= EXERCISE REQUIREMENTS =
From the line that contains "Read out every word on this page." through the closing line of the entries, write out each line exactly; pictures stay out.

────────────────

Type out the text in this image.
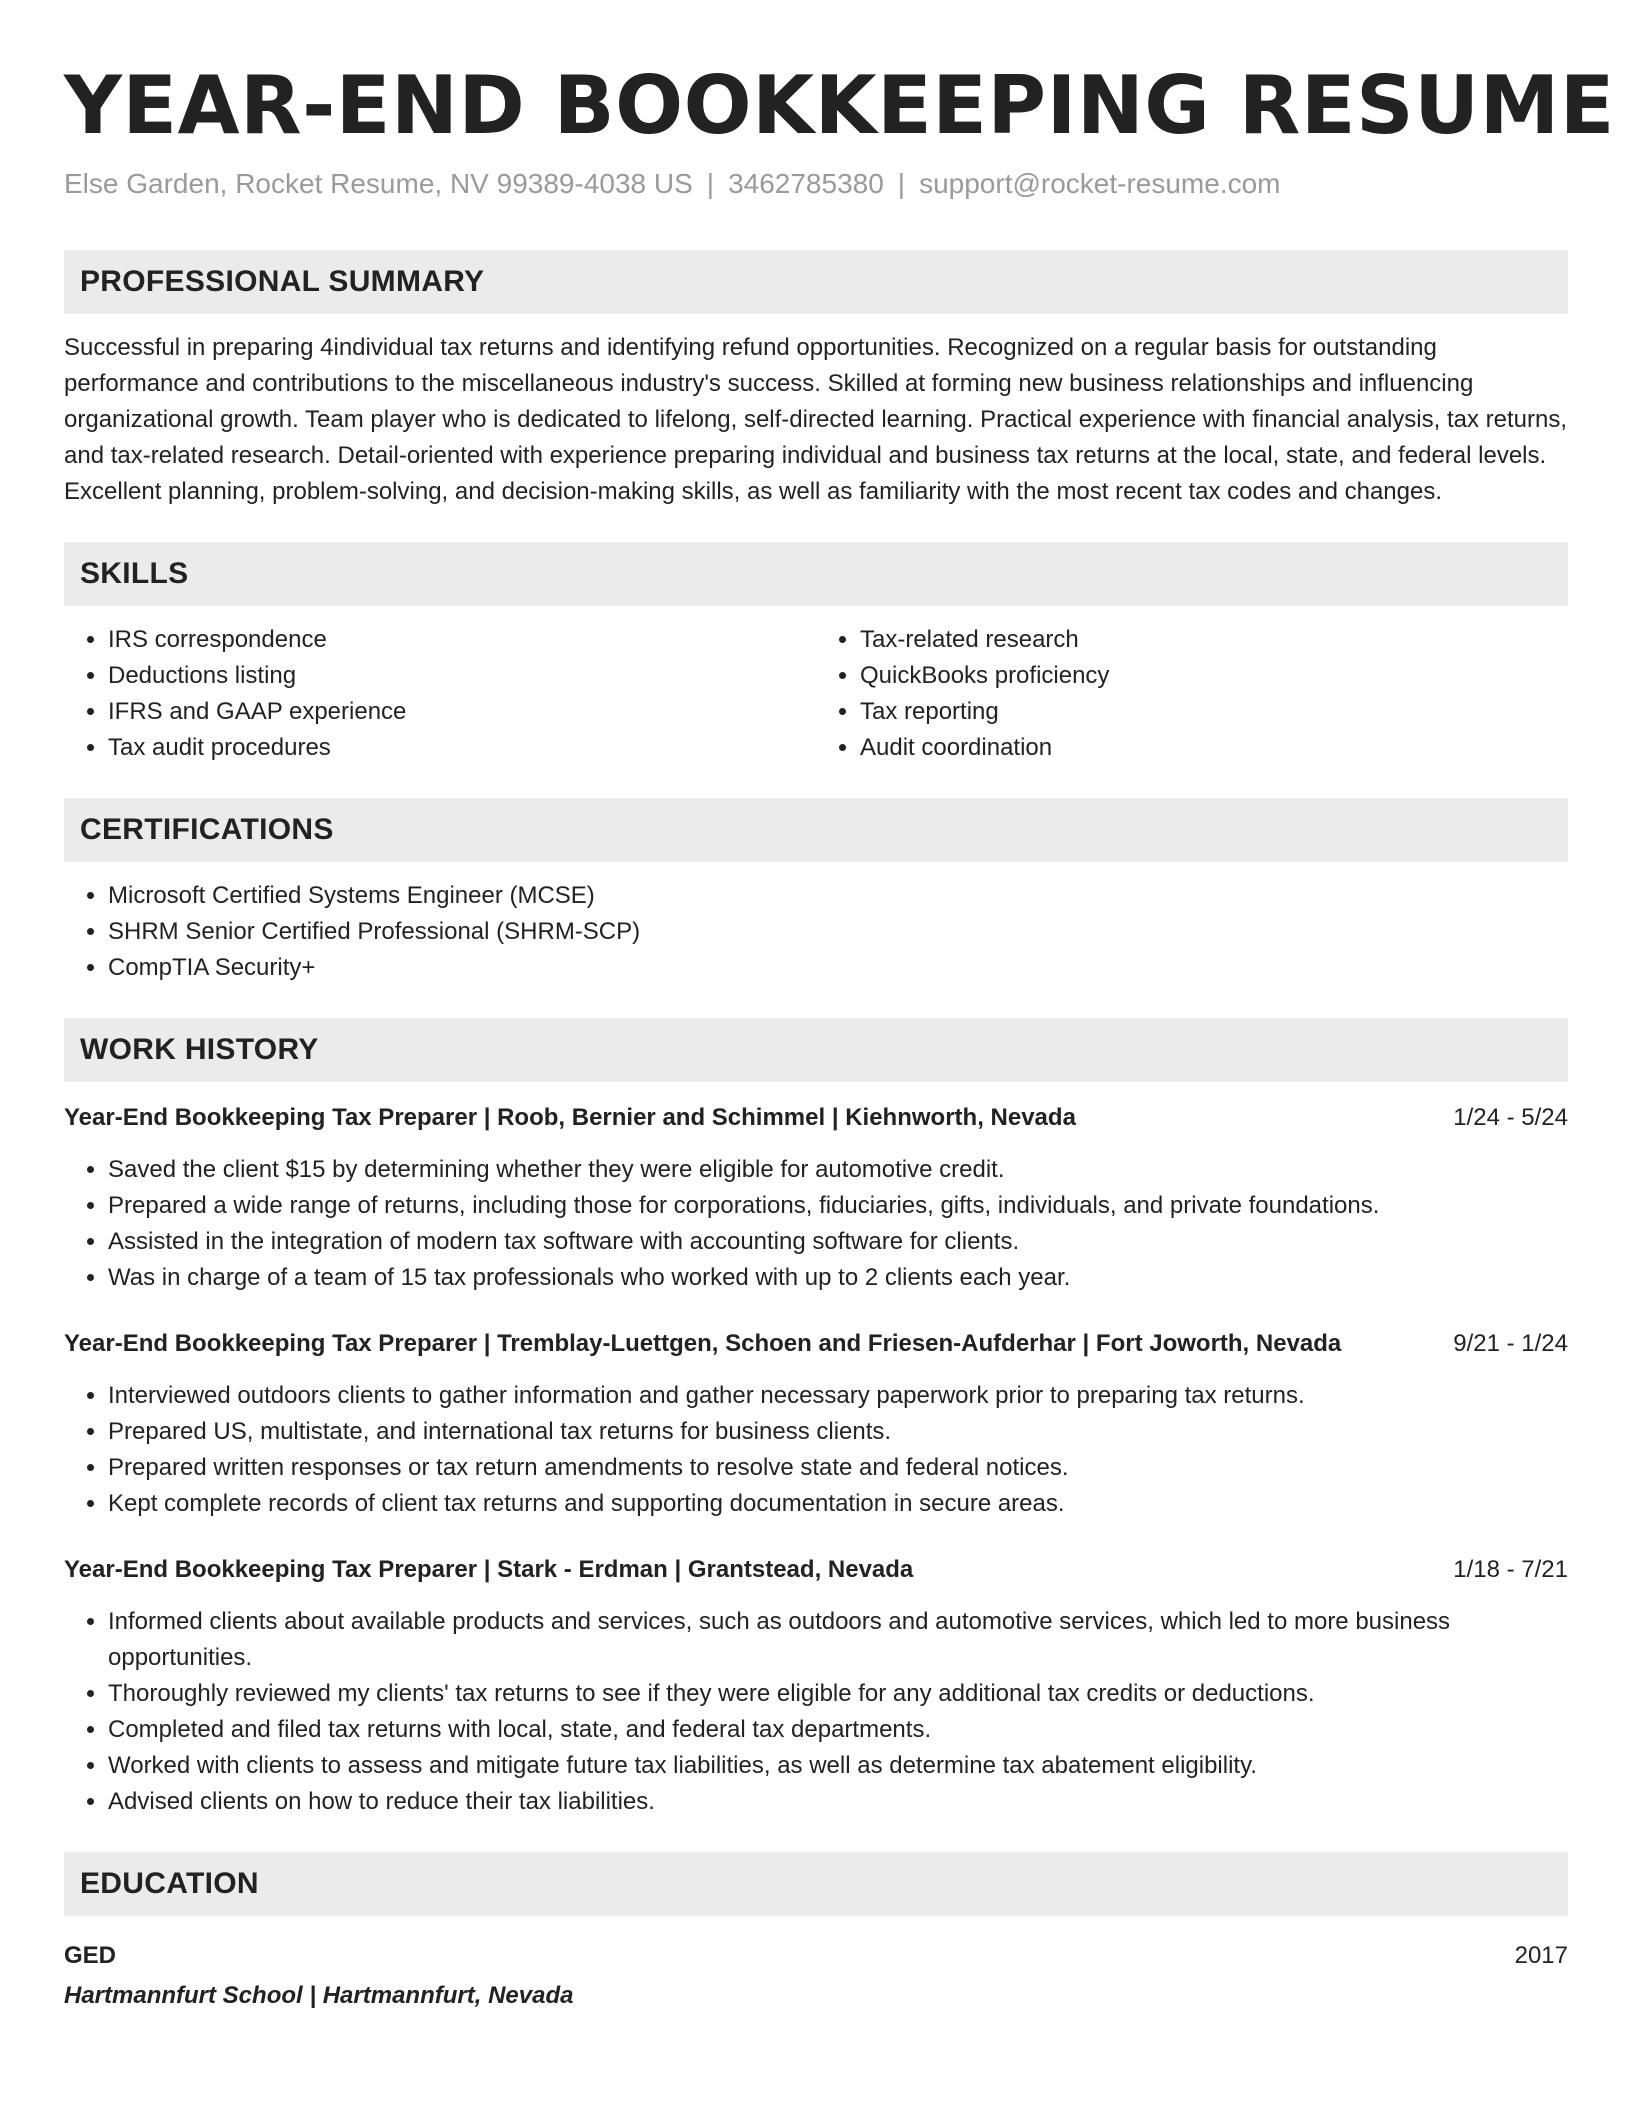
YEAR-END BOOKKEEPING RESUME
Else Garden, Rocket Resume, NV 99389-4038 US | 3462785380 | support@rocket-resume.com
PROFESSIONAL SUMMARY

Successful in preparing 4individual tax returns and identifying refund opportunities. Recognized on a regular basis for outstanding performance and contributions to the miscellaneous industry's success. Skilled at forming new business relationships and influencing organizational growth. Team player who is dedicated to lifelong, self-directed learning. Practical experience with financial analysis, tax returns, and tax-related research. Detail-oriented with experience preparing individual and business tax returns at the local, state, and federal levels. Excellent planning, problem-solving, and decision-making skills, as well as familiarity with the most recent tax codes and changes.

SKILLS
• IRS correspondence
• Deductions listing
• IFRS and GAAP experience
• Tax audit procedures
• Tax-related research
• QuickBooks proficiency
• Tax reporting
• Audit coordination
CERTIFICATIONS
• Microsoft Certified Systems Engineer (MCSE)
• SHRM Senior Certified Professional (SHRM-SCP)
• CompTIA Security+
WORK HISTORY
Year-End Bookkeeping Tax Preparer | Roob, Bernier and Schimmel | Kiehnworth, Nevada	1/24 - 5/24
• Saved the client $15 by determining whether they were eligible for automotive credit.
• Prepared a wide range of returns, including those for corporations, fiduciaries, gifts, individuals, and private foundations.
• Assisted in the integration of modern tax software with accounting software for clients.
• Was in charge of a team of 15 tax professionals who worked with up to 2 clients each year.
Year-End Bookkeeping Tax Preparer | Tremblay-Luettgen, Schoen and Friesen-Aufderhar | Fort Joworth, Nevada	9/21 - 1/24
• Interviewed outdoors clients to gather information and gather necessary paperwork prior to preparing tax returns.
• Prepared US, multistate, and international tax returns for business clients.
• Prepared written responses or tax return amendments to resolve state and federal notices.
• Kept complete records of client tax returns and supporting documentation in secure areas.
Year-End Bookkeeping Tax Preparer | Stark - Erdman | Grantstead, Nevada	1/18 - 7/21
• Informed clients about available products and services, such as outdoors and automotive services, which led to more business opportunities.
• Thoroughly reviewed my clients' tax returns to see if they were eligible for any additional tax credits or deductions.
• Completed and filed tax returns with local, state, and federal tax departments.
• Worked with clients to assess and mitigate future tax liabilities, as well as determine tax abatement eligibility.
• Advised clients on how to reduce their tax liabilities.
EDUCATION
GED	2017
Hartmannfurt School | Hartmannfurt, Nevada
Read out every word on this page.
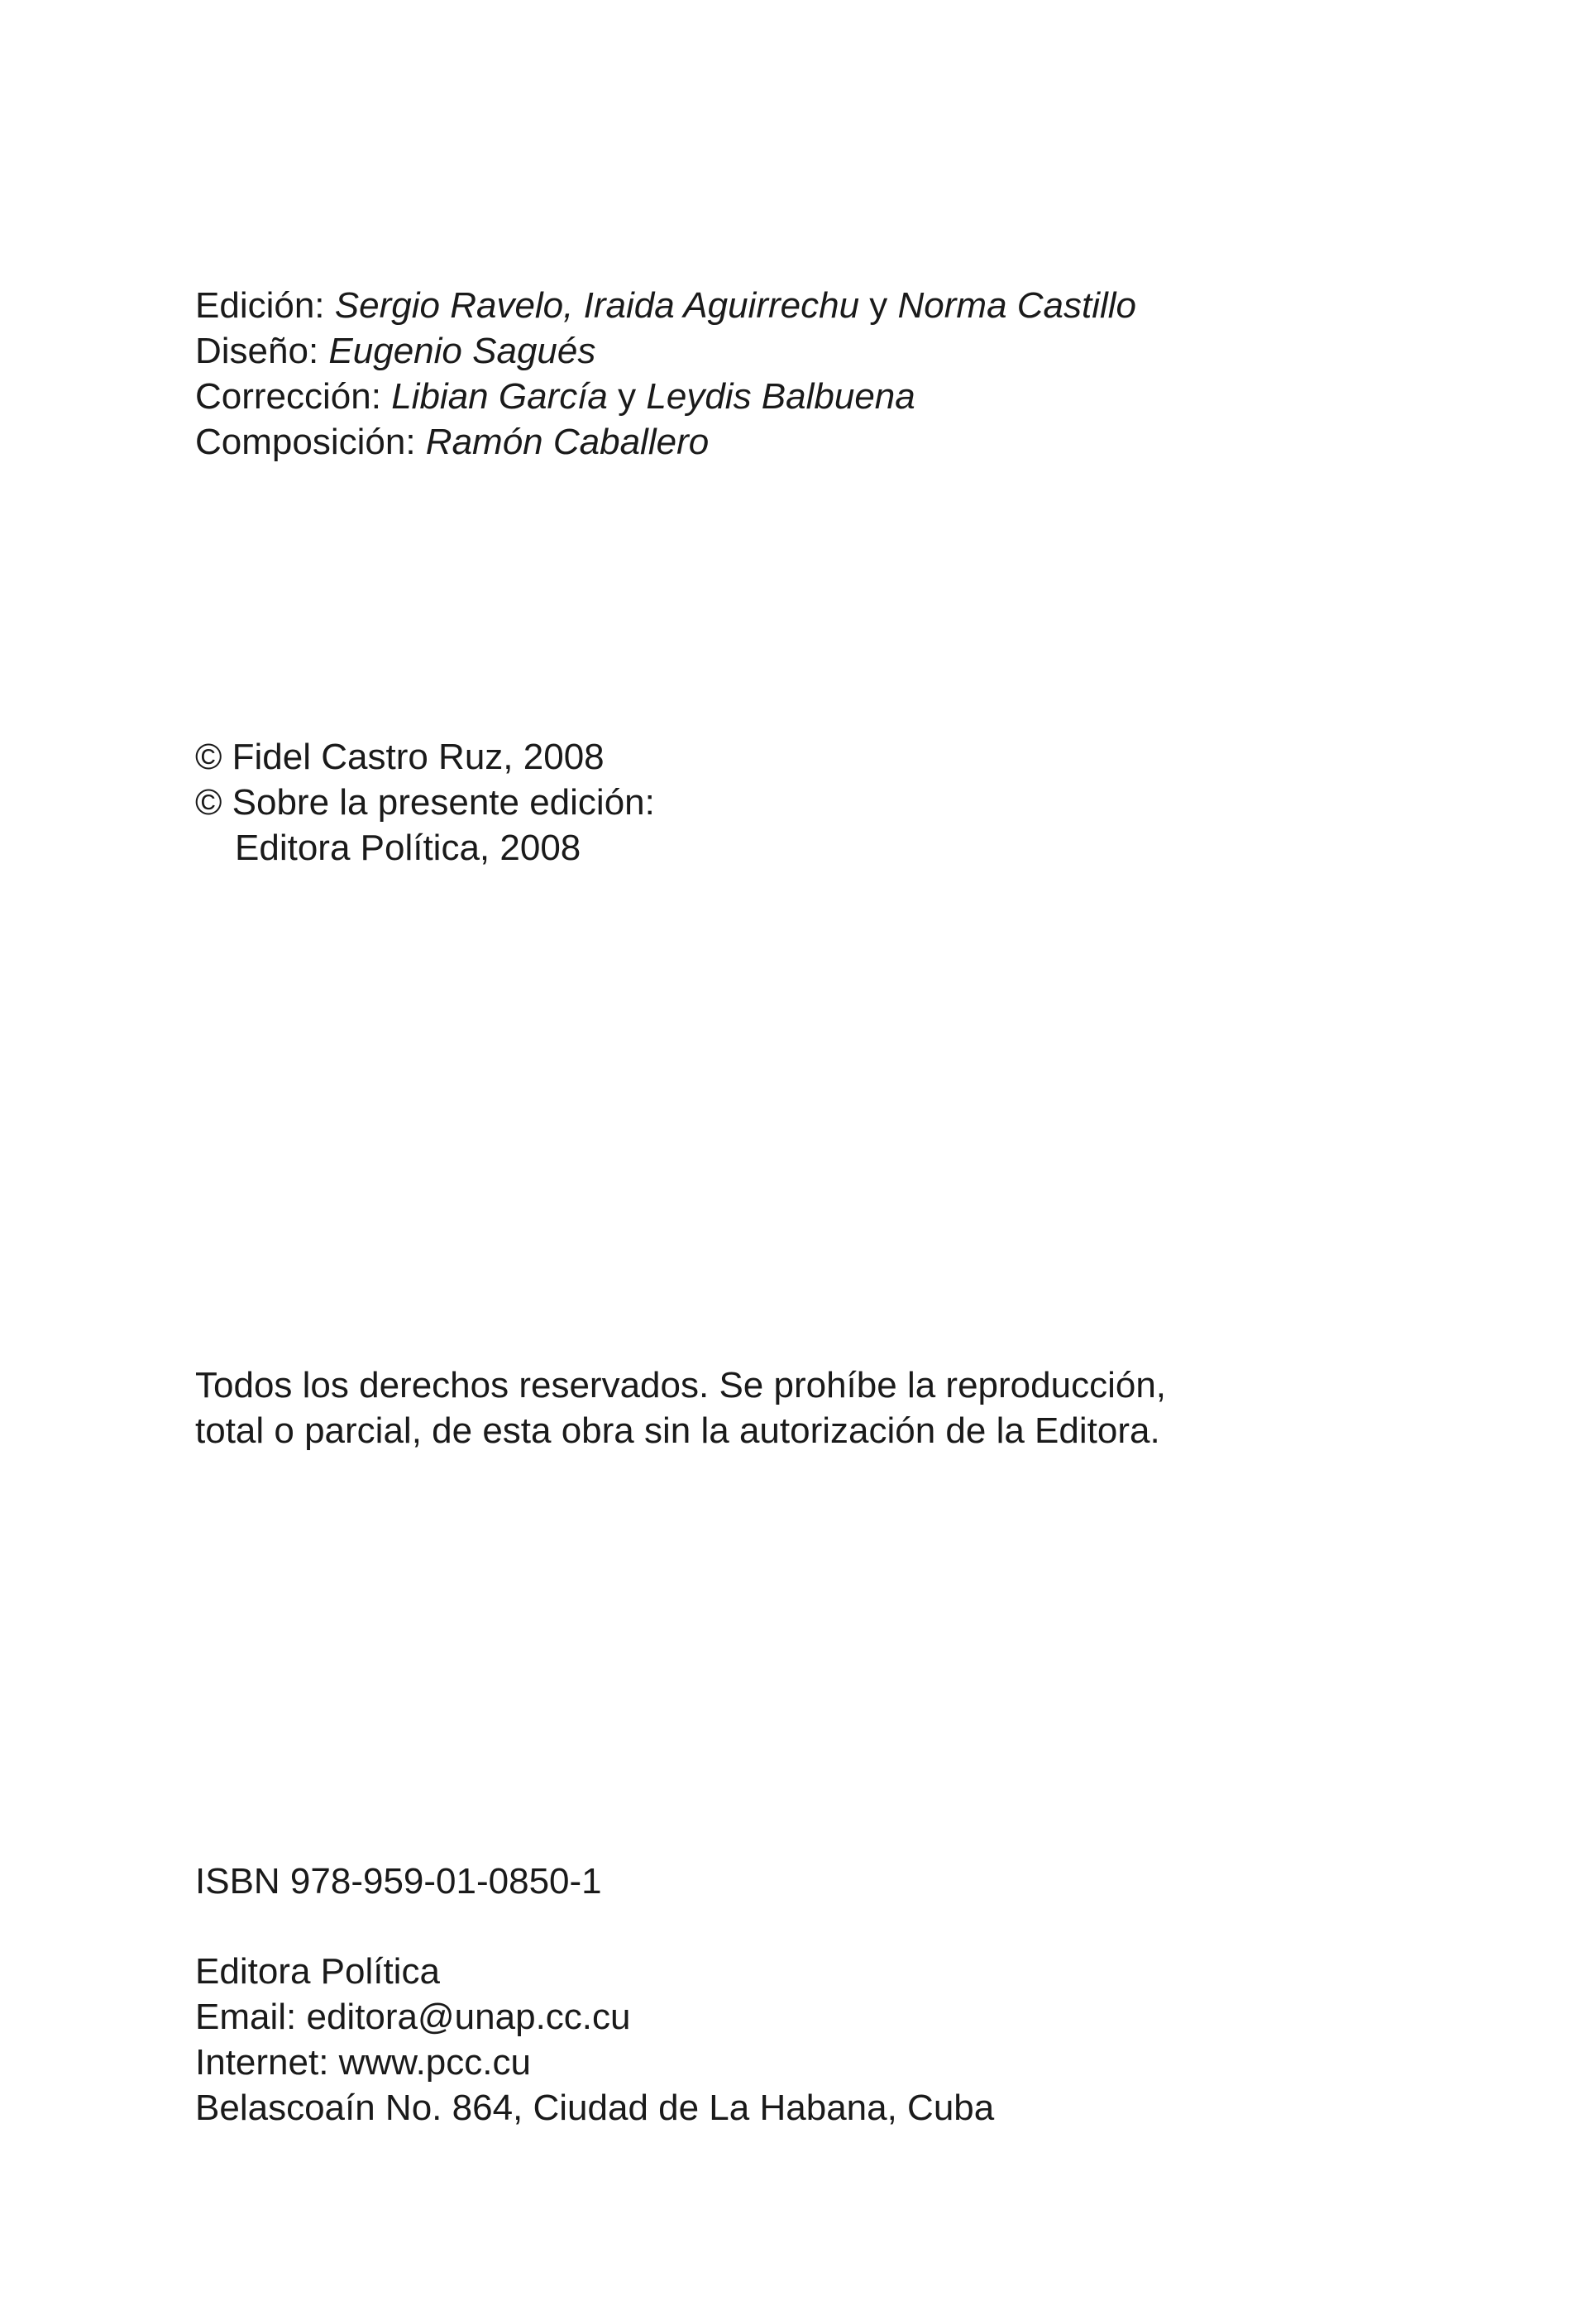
Edición: Sergio Ravelo, Iraida Aguirrechu y Norma Castillo
Diseño: Eugenio Sagués
Corrección: Libian García y Leydis Balbuena
Composición: Ramón Caballero
© Fidel Castro Ruz, 2008
© Sobre la presente edición:
Editora Política, 2008
Todos los derechos reservados. Se prohíbe la reproducción,
total o parcial, de esta obra sin la autorización de la Editora.
ISBN 978-959-01-0850-1
Editora Política
Email: editora@unap.cc.cu
Internet: www.pcc.cu
Belascoaín No. 864, Ciudad de La Habana, Cuba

────────────────

= RESPONSE TO THE EXERCISE =
Read out every word on this page.
Edición: Sergio Ravelo, Iraida Aguirrechu y Norma Castillo
Diseño: Eugenio Sagués
Corrección: Libian García y Leydis Balbuena
Composición: Ramón Caballero
© Fidel Castro Ruz, 2008
© Sobre la presente edición:
Editora Política, 2008
Todos los derechos reservados. Se prohíbe la reproducción,
total o parcial, de esta obra sin la autorización de la Editora.
ISBN 978-959-01-0850-1
Editora Política
Email: editora@unap.cc.cu
Internet: www.pcc.cu
Belascoaín No. 864, Ciudad de La Habana, Cuba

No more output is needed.